ABOUT THIS TASK: The expected output is every line of the data exactly as shown, minus the images.

[SOURCE MATERIAL Boundary: Start]

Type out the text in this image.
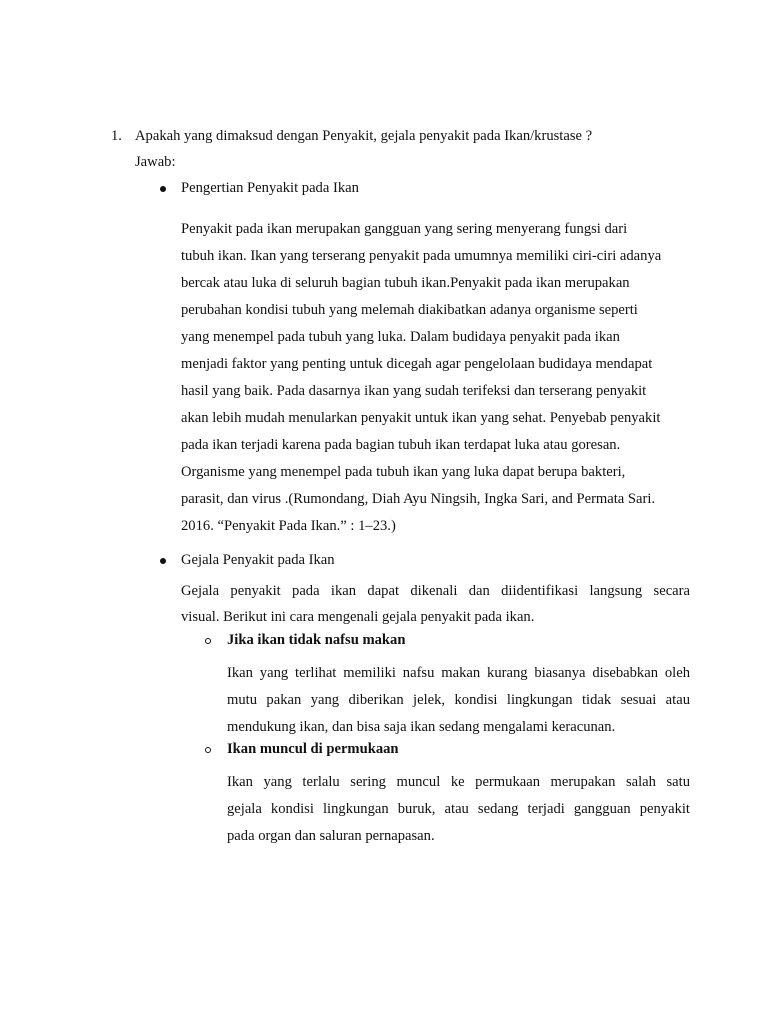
1. Apakah yang dimaksud dengan Penyakit, gejala penyakit pada Ikan/krustase ?
Jawab:
Pengertian Penyakit pada Ikan
Penyakit pada ikan merupakan gangguan yang sering menyerang fungsi dari
tubuh ikan. Ikan yang terserang penyakit pada umumnya memiliki ciri-ciri adanya
bercak atau luka di seluruh bagian tubuh ikan.Penyakit pada ikan merupakan
perubahan kondisi tubuh yang melemah diakibatkan adanya organisme seperti
yang menempel pada tubuh yang luka. Dalam budidaya penyakit pada ikan
menjadi faktor yang penting untuk dicegah agar pengelolaan budidaya mendapat
hasil yang baik. Pada dasarnya ikan yang sudah terifeksi dan terserang penyakit
akan lebih mudah menularkan penyakit untuk ikan yang sehat. Penyebab penyakit
pada ikan terjadi karena pada bagian tubuh ikan terdapat luka atau goresan.
Organisme yang menempel pada tubuh ikan yang luka dapat berupa bakteri,
parasit, dan virus .(Rumondang, Diah Ayu Ningsih, Ingka Sari, and Permata Sari.
2016. “Penyakit Pada Ikan.” : 1–23.)
Gejala Penyakit pada Ikan
Gejala penyakit pada ikan dapat dikenali dan diidentifikasi langsung secara
visual. Berikut ini cara mengenali gejala penyakit pada ikan.
Jika ikan tidak nafsu makan
Ikan yang terlihat memiliki nafsu makan kurang biasanya disebabkan oleh
mutu pakan yang diberikan jelek, kondisi lingkungan tidak sesuai atau
mendukung ikan, dan bisa saja ikan sedang mengalami keracunan.
Ikan muncul di permukaan
Ikan yang terlalu sering muncul ke permukaan merupakan salah satu
gejala kondisi lingkungan buruk, atau sedang terjadi gangguan penyakit
pada organ dan saluran pernapasan.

[SOURCE MATERIAL Boundary: End]

OUTPUT FOR THIS TASK:
Type out the text in this image.
1. Apakah yang dimaksud dengan Penyakit, gejala penyakit pada Ikan/krustase ?
Jawab:
Pengertian Penyakit pada Ikan
Penyakit pada ikan merupakan gangguan yang sering menyerang fungsi dari
tubuh ikan. Ikan yang terserang penyakit pada umumnya memiliki ciri-ciri adanya
bercak atau luka di seluruh bagian tubuh ikan.Penyakit pada ikan merupakan
perubahan kondisi tubuh yang melemah diakibatkan adanya organisme seperti
yang menempel pada tubuh yang luka. Dalam budidaya penyakit pada ikan
menjadi faktor yang penting untuk dicegah agar pengelolaan budidaya mendapat
hasil yang baik. Pada dasarnya ikan yang sudah terifeksi dan terserang penyakit
akan lebih mudah menularkan penyakit untuk ikan yang sehat. Penyebab penyakit
pada ikan terjadi karena pada bagian tubuh ikan terdapat luka atau goresan.
Organisme yang menempel pada tubuh ikan yang luka dapat berupa bakteri,
parasit, dan virus .(Rumondang, Diah Ayu Ningsih, Ingka Sari, and Permata Sari.
2016. “Penyakit Pada Ikan.” : 1–23.)
Gejala Penyakit pada Ikan
Gejala penyakit pada ikan dapat dikenali dan diidentifikasi langsung secara
visual. Berikut ini cara mengenali gejala penyakit pada ikan.
Jika ikan tidak nafsu makan
Ikan yang terlihat memiliki nafsu makan kurang biasanya disebabkan oleh
mutu pakan yang diberikan jelek, kondisi lingkungan tidak sesuai atau
mendukung ikan, dan bisa saja ikan sedang mengalami keracunan.
Ikan muncul di permukaan
Ikan yang terlalu sering muncul ke permukaan merupakan salah satu
gejala kondisi lingkungan buruk, atau sedang terjadi gangguan penyakit
pada organ dan saluran pernapasan.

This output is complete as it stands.